begin

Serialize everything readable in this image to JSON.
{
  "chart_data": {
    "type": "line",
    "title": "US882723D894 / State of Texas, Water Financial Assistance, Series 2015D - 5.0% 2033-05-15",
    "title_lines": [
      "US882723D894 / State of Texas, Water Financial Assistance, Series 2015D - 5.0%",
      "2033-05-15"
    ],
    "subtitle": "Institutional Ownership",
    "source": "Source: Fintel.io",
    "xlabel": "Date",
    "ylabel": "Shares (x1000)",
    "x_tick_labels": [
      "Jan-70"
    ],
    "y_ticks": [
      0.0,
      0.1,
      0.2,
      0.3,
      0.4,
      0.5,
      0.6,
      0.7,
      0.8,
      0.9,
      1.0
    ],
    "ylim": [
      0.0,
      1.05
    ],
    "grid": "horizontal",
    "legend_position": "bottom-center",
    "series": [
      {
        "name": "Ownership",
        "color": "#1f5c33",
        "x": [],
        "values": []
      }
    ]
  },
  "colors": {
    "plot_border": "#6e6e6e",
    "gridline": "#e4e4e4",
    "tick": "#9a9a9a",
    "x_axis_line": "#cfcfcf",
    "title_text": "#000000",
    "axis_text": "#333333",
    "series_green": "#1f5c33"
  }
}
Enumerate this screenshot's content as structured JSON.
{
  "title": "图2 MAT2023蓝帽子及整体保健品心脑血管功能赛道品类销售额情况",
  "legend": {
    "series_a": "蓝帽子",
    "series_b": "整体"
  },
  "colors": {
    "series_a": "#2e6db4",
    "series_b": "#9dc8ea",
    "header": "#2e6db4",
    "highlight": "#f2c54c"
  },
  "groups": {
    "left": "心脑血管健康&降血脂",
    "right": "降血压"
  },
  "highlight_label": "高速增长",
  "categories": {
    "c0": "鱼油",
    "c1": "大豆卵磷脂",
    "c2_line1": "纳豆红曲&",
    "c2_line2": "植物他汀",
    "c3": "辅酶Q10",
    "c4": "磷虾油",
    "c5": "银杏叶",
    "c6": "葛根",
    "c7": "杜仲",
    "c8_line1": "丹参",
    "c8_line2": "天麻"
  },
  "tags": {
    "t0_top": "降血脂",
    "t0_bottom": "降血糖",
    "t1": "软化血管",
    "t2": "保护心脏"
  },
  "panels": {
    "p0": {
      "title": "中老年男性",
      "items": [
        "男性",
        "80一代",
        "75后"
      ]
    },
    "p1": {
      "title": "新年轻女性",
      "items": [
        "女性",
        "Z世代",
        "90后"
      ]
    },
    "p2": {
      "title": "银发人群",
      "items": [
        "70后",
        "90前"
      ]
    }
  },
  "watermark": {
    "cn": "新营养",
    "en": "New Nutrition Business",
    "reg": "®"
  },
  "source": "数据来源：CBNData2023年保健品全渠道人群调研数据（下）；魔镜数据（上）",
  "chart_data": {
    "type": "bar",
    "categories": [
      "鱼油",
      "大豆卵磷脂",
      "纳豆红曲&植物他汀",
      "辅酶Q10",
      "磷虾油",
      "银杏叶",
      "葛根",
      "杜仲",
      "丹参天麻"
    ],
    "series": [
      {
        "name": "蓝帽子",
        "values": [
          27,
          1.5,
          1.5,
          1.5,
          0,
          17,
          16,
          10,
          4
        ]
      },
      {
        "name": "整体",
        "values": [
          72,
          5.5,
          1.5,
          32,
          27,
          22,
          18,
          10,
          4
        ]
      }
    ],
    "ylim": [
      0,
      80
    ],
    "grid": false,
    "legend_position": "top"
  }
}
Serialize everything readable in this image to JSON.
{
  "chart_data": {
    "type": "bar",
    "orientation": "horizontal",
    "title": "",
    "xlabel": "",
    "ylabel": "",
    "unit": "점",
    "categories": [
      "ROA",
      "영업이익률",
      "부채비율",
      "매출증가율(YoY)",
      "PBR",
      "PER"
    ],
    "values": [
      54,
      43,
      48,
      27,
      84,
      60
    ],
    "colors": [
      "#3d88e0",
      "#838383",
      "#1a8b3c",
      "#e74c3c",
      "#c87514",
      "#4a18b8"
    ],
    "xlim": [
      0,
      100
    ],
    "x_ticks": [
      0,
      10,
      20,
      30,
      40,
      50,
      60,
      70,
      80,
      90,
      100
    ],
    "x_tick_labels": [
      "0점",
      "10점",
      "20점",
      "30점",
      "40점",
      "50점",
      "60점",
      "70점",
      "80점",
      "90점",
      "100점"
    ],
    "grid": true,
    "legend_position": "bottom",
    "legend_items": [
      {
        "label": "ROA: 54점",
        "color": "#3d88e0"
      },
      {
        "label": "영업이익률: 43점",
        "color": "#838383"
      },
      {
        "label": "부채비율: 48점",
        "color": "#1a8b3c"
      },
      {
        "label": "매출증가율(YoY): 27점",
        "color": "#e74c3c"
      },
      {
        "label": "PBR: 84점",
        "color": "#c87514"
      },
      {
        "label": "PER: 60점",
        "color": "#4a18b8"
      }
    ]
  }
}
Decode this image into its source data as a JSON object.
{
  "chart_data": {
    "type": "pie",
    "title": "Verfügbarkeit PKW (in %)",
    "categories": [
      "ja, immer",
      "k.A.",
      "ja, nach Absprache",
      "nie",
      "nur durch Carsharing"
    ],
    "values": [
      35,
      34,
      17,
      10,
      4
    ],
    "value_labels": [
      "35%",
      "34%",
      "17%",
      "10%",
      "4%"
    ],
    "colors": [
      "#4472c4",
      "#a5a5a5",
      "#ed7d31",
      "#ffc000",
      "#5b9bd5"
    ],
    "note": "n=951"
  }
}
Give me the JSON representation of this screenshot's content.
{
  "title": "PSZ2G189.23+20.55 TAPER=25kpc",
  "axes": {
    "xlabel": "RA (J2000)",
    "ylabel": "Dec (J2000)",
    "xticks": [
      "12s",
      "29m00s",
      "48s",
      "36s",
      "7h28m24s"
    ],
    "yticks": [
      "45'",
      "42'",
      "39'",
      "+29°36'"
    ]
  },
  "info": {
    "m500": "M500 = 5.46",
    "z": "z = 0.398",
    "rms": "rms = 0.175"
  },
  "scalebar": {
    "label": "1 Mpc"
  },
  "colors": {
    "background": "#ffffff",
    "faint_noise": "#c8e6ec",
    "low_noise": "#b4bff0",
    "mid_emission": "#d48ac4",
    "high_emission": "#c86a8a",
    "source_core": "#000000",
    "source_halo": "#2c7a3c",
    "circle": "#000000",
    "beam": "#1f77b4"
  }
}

end

Extract every entry in the listing word for word.

→ **Task result**
Serialize everything readable in this image to JSON.
{
  "chart_data": {
    "type": "line",
    "title": "US882723D894 / State of Texas, Water Financial Assistance, Series 2015D - 5.0% 2033-05-15",
    "title_lines": [
      "US882723D894 / State of Texas, Water Financial Assistance, Series 2015D - 5.0%",
      "2033-05-15"
    ],
    "subtitle": "Institutional Ownership",
    "source": "Source: Fintel.io",
    "xlabel": "Date",
    "ylabel": "Shares (x1000)",
    "x_tick_labels": [
      "Jan-70"
    ],
    "y_ticks": [
      0.0,
      0.1,
      0.2,
      0.3,
      0.4,
      0.5,
      0.6,
      0.7,
      0.8,
      0.9,
      1.0
    ],
    "ylim": [
      0.0,
      1.05
    ],
    "grid": "horizontal",
    "legend_position": "bottom-center",
    "series": [
      {
        "name": "Ownership",
        "color": "#1f5c33",
        "x": [],
        "values": []
      }
    ]
  },
  "colors": {
    "plot_border": "#6e6e6e",
    "gridline": "#e4e4e4",
    "tick": "#9a9a9a",
    "x_axis_line": "#cfcfcf",
    "title_text": "#000000",
    "axis_text": "#333333",
    "series_green": "#1f5c33"
  }
}
Enumerate this screenshot's content as structured JSON.
{
  "title": "图2 MAT2023蓝帽子及整体保健品心脑血管功能赛道品类销售额情况",
  "legend": {
    "series_a": "蓝帽子",
    "series_b": "整体"
  },
  "colors": {
    "series_a": "#2e6db4",
    "series_b": "#9dc8ea",
    "header": "#2e6db4",
    "highlight": "#f2c54c"
  },
  "groups": {
    "left": "心脑血管健康&降血脂",
    "right": "降血压"
  },
  "highlight_label": "高速增长",
  "categories": {
    "c0": "鱼油",
    "c1": "大豆卵磷脂",
    "c2_line1": "纳豆红曲&",
    "c2_line2": "植物他汀",
    "c3": "辅酶Q10",
    "c4": "磷虾油",
    "c5": "银杏叶",
    "c6": "葛根",
    "c7": "杜仲",
    "c8_line1": "丹参",
    "c8_line2": "天麻"
  },
  "tags": {
    "t0_top": "降血脂",
    "t0_bottom": "降血糖",
    "t1": "软化血管",
    "t2": "保护心脏"
  },
  "panels": {
    "p0": {
      "title": "中老年男性",
      "items": [
        "男性",
        "80一代",
        "75后"
      ]
    },
    "p1": {
      "title": "新年轻女性",
      "items": [
        "女性",
        "Z世代",
        "90后"
      ]
    },
    "p2": {
      "title": "银发人群",
      "items": [
        "70后",
        "90前"
      ]
    }
  },
  "watermark": {
    "cn": "新营养",
    "en": "New Nutrition Business",
    "reg": "®"
  },
  "source": "数据来源：CBNData2023年保健品全渠道人群调研数据（下）；魔镜数据（上）",
  "chart_data": {
    "type": "bar",
    "categories": [
      "鱼油",
      "大豆卵磷脂",
      "纳豆红曲&植物他汀",
      "辅酶Q10",
      "磷虾油",
      "银杏叶",
      "葛根",
      "杜仲",
      "丹参天麻"
    ],
    "series": [
      {
        "name": "蓝帽子",
        "values": [
          27,
          1.5,
          1.5,
          1.5,
          0,
          17,
          16,
          10,
          4
        ]
      },
      {
        "name": "整体",
        "values": [
          72,
          5.5,
          1.5,
          32,
          27,
          22,
          18,
          10,
          4
        ]
      }
    ],
    "ylim": [
      0,
      80
    ],
    "grid": false,
    "legend_position": "top"
  }
}
Serialize everything readable in this image to JSON.
{
  "chart_data": {
    "type": "bar",
    "orientation": "horizontal",
    "title": "",
    "xlabel": "",
    "ylabel": "",
    "unit": "점",
    "categories": [
      "ROA",
      "영업이익률",
      "부채비율",
      "매출증가율(YoY)",
      "PBR",
      "PER"
    ],
    "values": [
      54,
      43,
      48,
      27,
      84,
      60
    ],
    "colors": [
      "#3d88e0",
      "#838383",
      "#1a8b3c",
      "#e74c3c",
      "#c87514",
      "#4a18b8"
    ],
    "xlim": [
      0,
      100
    ],
    "x_ticks": [
      0,
      10,
      20,
      30,
      40,
      50,
      60,
      70,
      80,
      90,
      100
    ],
    "x_tick_labels": [
      "0점",
      "10점",
      "20점",
      "30점",
      "40점",
      "50점",
      "60점",
      "70점",
      "80점",
      "90점",
      "100점"
    ],
    "grid": true,
    "legend_position": "bottom",
    "legend_items": [
      {
        "label": "ROA: 54점",
        "color": "#3d88e0"
      },
      {
        "label": "영업이익률: 43점",
        "color": "#838383"
      },
      {
        "label": "부채비율: 48점",
        "color": "#1a8b3c"
      },
      {
        "label": "매출증가율(YoY): 27점",
        "color": "#e74c3c"
      },
      {
        "label": "PBR: 84점",
        "color": "#c87514"
      },
      {
        "label": "PER: 60점",
        "color": "#4a18b8"
      }
    ]
  }
}
Decode this image into its source data as a JSON object.
{
  "chart_data": {
    "type": "pie",
    "title": "Verfügbarkeit PKW (in %)",
    "categories": [
      "ja, immer",
      "k.A.",
      "ja, nach Absprache",
      "nie",
      "nur durch Carsharing"
    ],
    "values": [
      35,
      34,
      17,
      10,
      4
    ],
    "value_labels": [
      "35%",
      "34%",
      "17%",
      "10%",
      "4%"
    ],
    "colors": [
      "#4472c4",
      "#a5a5a5",
      "#ed7d31",
      "#ffc000",
      "#5b9bd5"
    ],
    "note": "n=951"
  }
}
Give me the JSON representation of this screenshot's content.
{
  "title": "PSZ2G189.23+20.55 TAPER=25kpc",
  "axes": {
    "xlabel": "RA (J2000)",
    "ylabel": "Dec (J2000)",
    "xticks": [
      "12s",
      "29m00s",
      "48s",
      "36s",
      "7h28m24s"
    ],
    "yticks": [
      "45'",
      "42'",
      "39'",
      "+29°36'"
    ]
  },
  "info": {
    "m500": "M500 = 5.46",
    "z": "z = 0.398",
    "rms": "rms = 0.175"
  },
  "scalebar": {
    "label": "1 Mpc"
  },
  "colors": {
    "background": "#ffffff",
    "faint_noise": "#c8e6ec",
    "low_noise": "#b4bff0",
    "mid_emission": "#d48ac4",
    "high_emission": "#c86a8a",
    "source_core": "#000000",
    "source_halo": "#2c7a3c",
    "circle": "#000000",
    "beam": "#1f77b4"
  }
}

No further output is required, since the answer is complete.